Material supplied >>
+--
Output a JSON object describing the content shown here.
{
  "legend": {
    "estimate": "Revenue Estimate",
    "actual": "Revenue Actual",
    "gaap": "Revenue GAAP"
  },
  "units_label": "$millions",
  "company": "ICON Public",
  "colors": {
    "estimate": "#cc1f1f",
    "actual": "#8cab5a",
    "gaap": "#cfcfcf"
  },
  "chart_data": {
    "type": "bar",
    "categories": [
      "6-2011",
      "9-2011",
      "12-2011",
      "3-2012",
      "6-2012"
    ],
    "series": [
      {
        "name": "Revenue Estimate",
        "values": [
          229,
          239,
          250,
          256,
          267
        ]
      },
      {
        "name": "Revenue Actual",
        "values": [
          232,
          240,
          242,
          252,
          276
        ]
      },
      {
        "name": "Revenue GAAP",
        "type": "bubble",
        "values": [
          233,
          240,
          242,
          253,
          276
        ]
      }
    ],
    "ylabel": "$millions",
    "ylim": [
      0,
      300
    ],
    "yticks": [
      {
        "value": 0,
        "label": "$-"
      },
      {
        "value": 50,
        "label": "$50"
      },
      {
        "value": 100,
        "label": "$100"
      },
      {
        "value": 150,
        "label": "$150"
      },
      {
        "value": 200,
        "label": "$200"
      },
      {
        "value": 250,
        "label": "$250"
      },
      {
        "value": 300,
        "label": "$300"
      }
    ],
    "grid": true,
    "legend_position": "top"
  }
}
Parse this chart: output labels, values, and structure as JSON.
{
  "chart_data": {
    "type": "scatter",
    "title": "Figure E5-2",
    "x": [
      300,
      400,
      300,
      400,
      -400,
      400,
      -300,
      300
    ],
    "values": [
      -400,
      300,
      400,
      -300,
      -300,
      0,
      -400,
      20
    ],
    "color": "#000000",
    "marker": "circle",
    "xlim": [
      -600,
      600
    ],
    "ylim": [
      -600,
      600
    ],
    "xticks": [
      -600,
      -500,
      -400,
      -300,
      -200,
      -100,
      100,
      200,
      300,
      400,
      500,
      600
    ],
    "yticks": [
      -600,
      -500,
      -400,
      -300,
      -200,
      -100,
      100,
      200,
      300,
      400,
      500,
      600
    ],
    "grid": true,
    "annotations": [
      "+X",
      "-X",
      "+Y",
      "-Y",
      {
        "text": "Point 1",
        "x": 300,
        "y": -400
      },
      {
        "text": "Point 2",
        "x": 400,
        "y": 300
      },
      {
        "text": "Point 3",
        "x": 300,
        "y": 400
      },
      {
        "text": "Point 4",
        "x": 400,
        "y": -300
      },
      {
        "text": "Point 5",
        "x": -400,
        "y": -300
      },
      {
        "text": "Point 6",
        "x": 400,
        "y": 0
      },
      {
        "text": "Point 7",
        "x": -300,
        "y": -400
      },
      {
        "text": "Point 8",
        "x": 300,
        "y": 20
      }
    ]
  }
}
+--
Aim >> List the lines of the records where "name" occurs.

Correct answer >>
        "name": "Revenue Estimate",
        "name": "Revenue Actual",
        "name": "Revenue GAAP",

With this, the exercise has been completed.